Exercise prompt:
Write out the whole listing exactly as it stands.
** BEGIN Supplied data **
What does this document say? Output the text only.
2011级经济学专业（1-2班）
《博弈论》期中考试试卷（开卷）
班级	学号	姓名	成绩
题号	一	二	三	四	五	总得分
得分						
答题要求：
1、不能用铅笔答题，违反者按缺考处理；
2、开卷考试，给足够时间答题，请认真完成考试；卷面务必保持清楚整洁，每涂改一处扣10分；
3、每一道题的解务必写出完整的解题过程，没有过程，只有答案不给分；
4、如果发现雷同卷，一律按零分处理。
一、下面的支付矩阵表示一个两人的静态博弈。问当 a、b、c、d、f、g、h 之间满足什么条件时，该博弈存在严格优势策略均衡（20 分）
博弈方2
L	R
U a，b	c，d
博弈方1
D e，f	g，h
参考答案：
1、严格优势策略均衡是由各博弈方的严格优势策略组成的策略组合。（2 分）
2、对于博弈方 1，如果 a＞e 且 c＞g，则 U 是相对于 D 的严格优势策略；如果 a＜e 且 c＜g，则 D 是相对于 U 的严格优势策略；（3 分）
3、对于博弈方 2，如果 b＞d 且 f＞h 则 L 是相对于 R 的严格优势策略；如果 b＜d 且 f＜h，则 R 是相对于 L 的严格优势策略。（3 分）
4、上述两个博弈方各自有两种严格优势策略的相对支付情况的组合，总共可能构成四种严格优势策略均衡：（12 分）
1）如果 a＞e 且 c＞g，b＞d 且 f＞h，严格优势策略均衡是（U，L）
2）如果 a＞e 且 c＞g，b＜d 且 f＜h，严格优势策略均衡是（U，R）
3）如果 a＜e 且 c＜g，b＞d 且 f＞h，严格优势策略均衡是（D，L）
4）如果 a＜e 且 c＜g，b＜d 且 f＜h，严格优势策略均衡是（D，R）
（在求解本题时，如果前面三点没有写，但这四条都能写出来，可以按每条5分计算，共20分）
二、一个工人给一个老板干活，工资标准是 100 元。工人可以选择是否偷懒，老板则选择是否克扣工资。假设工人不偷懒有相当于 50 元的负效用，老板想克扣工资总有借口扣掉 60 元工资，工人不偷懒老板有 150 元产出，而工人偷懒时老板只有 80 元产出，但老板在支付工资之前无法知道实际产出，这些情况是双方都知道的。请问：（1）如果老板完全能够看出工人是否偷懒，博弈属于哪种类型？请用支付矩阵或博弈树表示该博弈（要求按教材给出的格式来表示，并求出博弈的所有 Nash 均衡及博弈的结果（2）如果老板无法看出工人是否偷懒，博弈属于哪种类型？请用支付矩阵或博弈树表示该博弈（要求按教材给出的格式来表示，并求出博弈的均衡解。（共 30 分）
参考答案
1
** END Supplied data **
Written response:
What does this document say? Output the text only.
2011级经济学专业（1-2班）
《博弈论》期中考试试卷（开卷）
班级	学号	姓名	成绩
题号	一	二	三	四	五	总得分
得分						
答题要求：
1、不能用铅笔答题，违反者按缺考处理；
2、开卷考试，给足够时间答题，请认真完成考试；卷面务必保持清楚整洁，每涂改一处扣10分；
3、每一道题的解务必写出完整的解题过程，没有过程，只有答案不给分；
4、如果发现雷同卷，一律按零分处理。
一、下面的支付矩阵表示一个两人的静态博弈。问当 a、b、c、d、f、g、h 之间满足什么条件时，该博弈存在严格优势策略均衡（20 分）
博弈方2
L	R
U a，b	c，d
博弈方1
D e，f	g，h
参考答案：
1、严格优势策略均衡是由各博弈方的严格优势策略组成的策略组合。（2 分）
2、对于博弈方 1，如果 a＞e 且 c＞g，则 U 是相对于 D 的严格优势策略；如果 a＜e 且 c＜g，则 D 是相对于 U 的严格优势策略；（3 分）
3、对于博弈方 2，如果 b＞d 且 f＞h 则 L 是相对于 R 的严格优势策略；如果 b＜d 且 f＜h，则 R 是相对于 L 的严格优势策略。（3 分）
4、上述两个博弈方各自有两种严格优势策略的相对支付情况的组合，总共可能构成四种严格优势策略均衡：（12 分）
1）如果 a＞e 且 c＞g，b＞d 且 f＞h，严格优势策略均衡是（U，L）
2）如果 a＞e 且 c＞g，b＜d 且 f＜h，严格优势策略均衡是（U，R）
3）如果 a＜e 且 c＜g，b＞d 且 f＞h，严格优势策略均衡是（D，L）
4）如果 a＜e 且 c＜g，b＜d 且 f＜h，严格优势策略均衡是（D，R）
（在求解本题时，如果前面三点没有写，但这四条都能写出来，可以按每条5分计算，共20分）
二、一个工人给一个老板干活，工资标准是 100 元。工人可以选择是否偷懒，老板则选择是否克扣工资。假设工人不偷懒有相当于 50 元的负效用，老板想克扣工资总有借口扣掉 60 元工资，工人不偷懒老板有 150 元产出，而工人偷懒时老板只有 80 元产出，但老板在支付工资之前无法知道实际产出，这些情况是双方都知道的。请问：（1）如果老板完全能够看出工人是否偷懒，博弈属于哪种类型？请用支付矩阵或博弈树表示该博弈（要求按教材给出的格式来表示，并求出博弈的所有 Nash 均衡及博弈的结果（2）如果老板无法看出工人是否偷懒，博弈属于哪种类型？请用支付矩阵或博弈树表示该博弈（要求按教材给出的格式来表示，并求出博弈的均衡解。（共 30 分）
参考答案
1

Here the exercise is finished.